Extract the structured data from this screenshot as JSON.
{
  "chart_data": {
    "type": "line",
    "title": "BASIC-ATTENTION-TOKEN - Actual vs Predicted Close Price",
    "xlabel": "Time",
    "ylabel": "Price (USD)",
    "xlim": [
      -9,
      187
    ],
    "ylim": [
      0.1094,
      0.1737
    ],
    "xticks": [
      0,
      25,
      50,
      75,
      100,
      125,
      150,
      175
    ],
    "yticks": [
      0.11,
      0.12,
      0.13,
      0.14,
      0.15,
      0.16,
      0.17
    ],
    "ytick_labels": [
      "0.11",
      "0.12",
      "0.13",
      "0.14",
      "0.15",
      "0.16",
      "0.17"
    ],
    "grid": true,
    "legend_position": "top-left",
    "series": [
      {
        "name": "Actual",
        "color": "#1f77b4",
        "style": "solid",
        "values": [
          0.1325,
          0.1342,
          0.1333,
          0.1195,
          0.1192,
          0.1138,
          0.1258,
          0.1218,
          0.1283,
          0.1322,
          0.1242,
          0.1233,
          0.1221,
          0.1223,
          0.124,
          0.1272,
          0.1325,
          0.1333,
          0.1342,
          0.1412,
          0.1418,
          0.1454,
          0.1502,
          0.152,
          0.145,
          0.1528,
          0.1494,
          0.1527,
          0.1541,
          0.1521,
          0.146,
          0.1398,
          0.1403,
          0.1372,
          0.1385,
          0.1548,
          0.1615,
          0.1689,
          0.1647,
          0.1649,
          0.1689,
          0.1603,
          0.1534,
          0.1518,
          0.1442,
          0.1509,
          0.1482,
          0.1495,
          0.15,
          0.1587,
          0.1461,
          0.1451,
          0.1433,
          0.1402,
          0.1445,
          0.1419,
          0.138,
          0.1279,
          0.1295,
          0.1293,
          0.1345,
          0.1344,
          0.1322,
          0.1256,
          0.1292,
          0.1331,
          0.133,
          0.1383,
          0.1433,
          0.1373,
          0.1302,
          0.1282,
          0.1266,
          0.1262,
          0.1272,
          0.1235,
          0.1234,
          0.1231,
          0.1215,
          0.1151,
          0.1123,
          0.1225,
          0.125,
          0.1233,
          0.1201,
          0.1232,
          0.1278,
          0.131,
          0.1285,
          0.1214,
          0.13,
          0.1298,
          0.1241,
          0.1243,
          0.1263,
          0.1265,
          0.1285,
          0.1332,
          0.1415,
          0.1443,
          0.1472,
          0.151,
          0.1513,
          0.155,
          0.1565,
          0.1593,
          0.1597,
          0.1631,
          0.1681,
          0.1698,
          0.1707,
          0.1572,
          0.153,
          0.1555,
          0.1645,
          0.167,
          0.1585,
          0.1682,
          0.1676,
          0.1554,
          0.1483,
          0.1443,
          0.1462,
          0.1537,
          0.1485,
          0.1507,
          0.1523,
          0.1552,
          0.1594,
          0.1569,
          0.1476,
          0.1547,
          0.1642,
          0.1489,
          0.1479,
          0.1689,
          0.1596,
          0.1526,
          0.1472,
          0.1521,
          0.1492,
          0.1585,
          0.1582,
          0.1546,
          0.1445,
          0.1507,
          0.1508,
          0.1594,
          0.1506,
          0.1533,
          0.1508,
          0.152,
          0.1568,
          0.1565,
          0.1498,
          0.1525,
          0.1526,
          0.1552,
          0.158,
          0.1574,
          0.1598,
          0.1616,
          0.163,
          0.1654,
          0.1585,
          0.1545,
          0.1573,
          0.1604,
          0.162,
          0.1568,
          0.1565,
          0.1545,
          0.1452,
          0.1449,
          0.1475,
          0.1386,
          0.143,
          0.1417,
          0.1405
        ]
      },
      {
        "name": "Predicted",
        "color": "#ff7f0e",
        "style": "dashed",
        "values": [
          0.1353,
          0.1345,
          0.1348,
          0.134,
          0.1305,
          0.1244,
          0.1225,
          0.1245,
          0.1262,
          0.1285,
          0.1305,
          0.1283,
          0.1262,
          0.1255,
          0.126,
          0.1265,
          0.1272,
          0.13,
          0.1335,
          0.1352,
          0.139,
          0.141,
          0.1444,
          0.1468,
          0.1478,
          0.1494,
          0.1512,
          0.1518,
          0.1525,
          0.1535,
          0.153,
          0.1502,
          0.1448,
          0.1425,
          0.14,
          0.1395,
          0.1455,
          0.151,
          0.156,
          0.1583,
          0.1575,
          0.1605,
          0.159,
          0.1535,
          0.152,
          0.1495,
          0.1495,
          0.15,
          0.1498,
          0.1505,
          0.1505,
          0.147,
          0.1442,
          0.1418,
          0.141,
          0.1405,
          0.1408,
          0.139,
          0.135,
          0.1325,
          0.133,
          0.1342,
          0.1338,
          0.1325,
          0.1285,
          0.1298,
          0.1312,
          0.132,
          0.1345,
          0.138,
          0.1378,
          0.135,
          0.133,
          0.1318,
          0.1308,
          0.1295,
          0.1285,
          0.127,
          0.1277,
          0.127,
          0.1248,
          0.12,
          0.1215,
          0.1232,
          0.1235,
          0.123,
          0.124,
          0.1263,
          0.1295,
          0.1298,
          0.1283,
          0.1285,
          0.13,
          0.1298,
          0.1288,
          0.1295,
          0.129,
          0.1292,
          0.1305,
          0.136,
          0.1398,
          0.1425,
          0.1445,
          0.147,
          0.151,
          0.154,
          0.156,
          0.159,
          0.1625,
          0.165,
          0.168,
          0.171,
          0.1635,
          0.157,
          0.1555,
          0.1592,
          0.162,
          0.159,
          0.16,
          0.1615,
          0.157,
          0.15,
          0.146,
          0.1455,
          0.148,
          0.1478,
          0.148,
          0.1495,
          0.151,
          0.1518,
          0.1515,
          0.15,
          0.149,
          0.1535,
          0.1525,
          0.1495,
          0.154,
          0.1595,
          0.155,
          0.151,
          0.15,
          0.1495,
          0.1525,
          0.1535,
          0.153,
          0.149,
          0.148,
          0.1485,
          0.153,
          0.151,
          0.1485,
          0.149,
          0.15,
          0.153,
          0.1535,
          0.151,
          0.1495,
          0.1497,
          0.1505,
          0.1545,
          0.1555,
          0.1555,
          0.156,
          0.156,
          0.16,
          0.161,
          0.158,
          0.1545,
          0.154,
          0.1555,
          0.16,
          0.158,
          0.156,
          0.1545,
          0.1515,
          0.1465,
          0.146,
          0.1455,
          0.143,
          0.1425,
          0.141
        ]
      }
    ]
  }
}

# # # # # # #

## TASK INSTRUCTIONS
Set every line of the listing down word for word.

## TASK RESPONSE
Extract the structured data from this screenshot as JSON.
{
  "chart_data": {
    "type": "line",
    "title": "BASIC-ATTENTION-TOKEN - Actual vs Predicted Close Price",
    "xlabel": "Time",
    "ylabel": "Price (USD)",
    "xlim": [
      -9,
      187
    ],
    "ylim": [
      0.1094,
      0.1737
    ],
    "xticks": [
      0,
      25,
      50,
      75,
      100,
      125,
      150,
      175
    ],
    "yticks": [
      0.11,
      0.12,
      0.13,
      0.14,
      0.15,
      0.16,
      0.17
    ],
    "ytick_labels": [
      "0.11",
      "0.12",
      "0.13",
      "0.14",
      "0.15",
      "0.16",
      "0.17"
    ],
    "grid": true,
    "legend_position": "top-left",
    "series": [
      {
        "name": "Actual",
        "color": "#1f77b4",
        "style": "solid",
        "values": [
          0.1325,
          0.1342,
          0.1333,
          0.1195,
          0.1192,
          0.1138,
          0.1258,
          0.1218,
          0.1283,
          0.1322,
          0.1242,
          0.1233,
          0.1221,
          0.1223,
          0.124,
          0.1272,
          0.1325,
          0.1333,
          0.1342,
          0.1412,
          0.1418,
          0.1454,
          0.1502,
          0.152,
          0.145,
          0.1528,
          0.1494,
          0.1527,
          0.1541,
          0.1521,
          0.146,
          0.1398,
          0.1403,
          0.1372,
          0.1385,
          0.1548,
          0.1615,
          0.1689,
          0.1647,
          0.1649,
          0.1689,
          0.1603,
          0.1534,
          0.1518,
          0.1442,
          0.1509,
          0.1482,
          0.1495,
          0.15,
          0.1587,
          0.1461,
          0.1451,
          0.1433,
          0.1402,
          0.1445,
          0.1419,
          0.138,
          0.1279,
          0.1295,
          0.1293,
          0.1345,
          0.1344,
          0.1322,
          0.1256,
          0.1292,
          0.1331,
          0.133,
          0.1383,
          0.1433,
          0.1373,
          0.1302,
          0.1282,
          0.1266,
          0.1262,
          0.1272,
          0.1235,
          0.1234,
          0.1231,
          0.1215,
          0.1151,
          0.1123,
          0.1225,
          0.125,
          0.1233,
          0.1201,
          0.1232,
          0.1278,
          0.131,
          0.1285,
          0.1214,
          0.13,
          0.1298,
          0.1241,
          0.1243,
          0.1263,
          0.1265,
          0.1285,
          0.1332,
          0.1415,
          0.1443,
          0.1472,
          0.151,
          0.1513,
          0.155,
          0.1565,
          0.1593,
          0.1597,
          0.1631,
          0.1681,
          0.1698,
          0.1707,
          0.1572,
          0.153,
          0.1555,
          0.1645,
          0.167,
          0.1585,
          0.1682,
          0.1676,
          0.1554,
          0.1483,
          0.1443,
          0.1462,
          0.1537,
          0.1485,
          0.1507,
          0.1523,
          0.1552,
          0.1594,
          0.1569,
          0.1476,
          0.1547,
          0.1642,
          0.1489,
          0.1479,
          0.1689,
          0.1596,
          0.1526,
          0.1472,
          0.1521,
          0.1492,
          0.1585,
          0.1582,
          0.1546,
          0.1445,
          0.1507,
          0.1508,
          0.1594,
          0.1506,
          0.1533,
          0.1508,
          0.152,
          0.1568,
          0.1565,
          0.1498,
          0.1525,
          0.1526,
          0.1552,
          0.158,
          0.1574,
          0.1598,
          0.1616,
          0.163,
          0.1654,
          0.1585,
          0.1545,
          0.1573,
          0.1604,
          0.162,
          0.1568,
          0.1565,
          0.1545,
          0.1452,
          0.1449,
          0.1475,
          0.1386,
          0.143,
          0.1417,
          0.1405
        ]
      },
      {
        "name": "Predicted",
        "color": "#ff7f0e",
        "style": "dashed",
        "values": [
          0.1353,
          0.1345,
          0.1348,
          0.134,
          0.1305,
          0.1244,
          0.1225,
          0.1245,
          0.1262,
          0.1285,
          0.1305,
          0.1283,
          0.1262,
          0.1255,
          0.126,
          0.1265,
          0.1272,
          0.13,
          0.1335,
          0.1352,
          0.139,
          0.141,
          0.1444,
          0.1468,
          0.1478,
          0.1494,
          0.1512,
          0.1518,
          0.1525,
          0.1535,
          0.153,
          0.1502,
          0.1448,
          0.1425,
          0.14,
          0.1395,
          0.1455,
          0.151,
          0.156,
          0.1583,
          0.1575,
          0.1605,
          0.159,
          0.1535,
          0.152,
          0.1495,
          0.1495,
          0.15,
          0.1498,
          0.1505,
          0.1505,
          0.147,
          0.1442,
          0.1418,
          0.141,
          0.1405,
          0.1408,
          0.139,
          0.135,
          0.1325,
          0.133,
          0.1342,
          0.1338,
          0.1325,
          0.1285,
          0.1298,
          0.1312,
          0.132,
          0.1345,
          0.138,
          0.1378,
          0.135,
          0.133,
          0.1318,
          0.1308,
          0.1295,
          0.1285,
          0.127,
          0.1277,
          0.127,
          0.1248,
          0.12,
          0.1215,
          0.1232,
          0.1235,
          0.123,
          0.124,
          0.1263,
          0.1295,
          0.1298,
          0.1283,
          0.1285,
          0.13,
          0.1298,
          0.1288,
          0.1295,
          0.129,
          0.1292,
          0.1305,
          0.136,
          0.1398,
          0.1425,
          0.1445,
          0.147,
          0.151,
          0.154,
          0.156,
          0.159,
          0.1625,
          0.165,
          0.168,
          0.171,
          0.1635,
          0.157,
          0.1555,
          0.1592,
          0.162,
          0.159,
          0.16,
          0.1615,
          0.157,
          0.15,
          0.146,
          0.1455,
          0.148,
          0.1478,
          0.148,
          0.1495,
          0.151,
          0.1518,
          0.1515,
          0.15,
          0.149,
          0.1535,
          0.1525,
          0.1495,
          0.154,
          0.1595,
          0.155,
          0.151,
          0.15,
          0.1495,
          0.1525,
          0.1535,
          0.153,
          0.149,
          0.148,
          0.1485,
          0.153,
          0.151,
          0.1485,
          0.149,
          0.15,
          0.153,
          0.1535,
          0.151,
          0.1495,
          0.1497,
          0.1505,
          0.1545,
          0.1555,
          0.1555,
          0.156,
          0.156,
          0.16,
          0.161,
          0.158,
          0.1545,
          0.154,
          0.1555,
          0.16,
          0.158,
          0.156,
          0.1545,
          0.1515,
          0.1465,
          0.146,
          0.1455,
          0.143,
          0.1425,
          0.141
        ]
      }
    ]
  }
}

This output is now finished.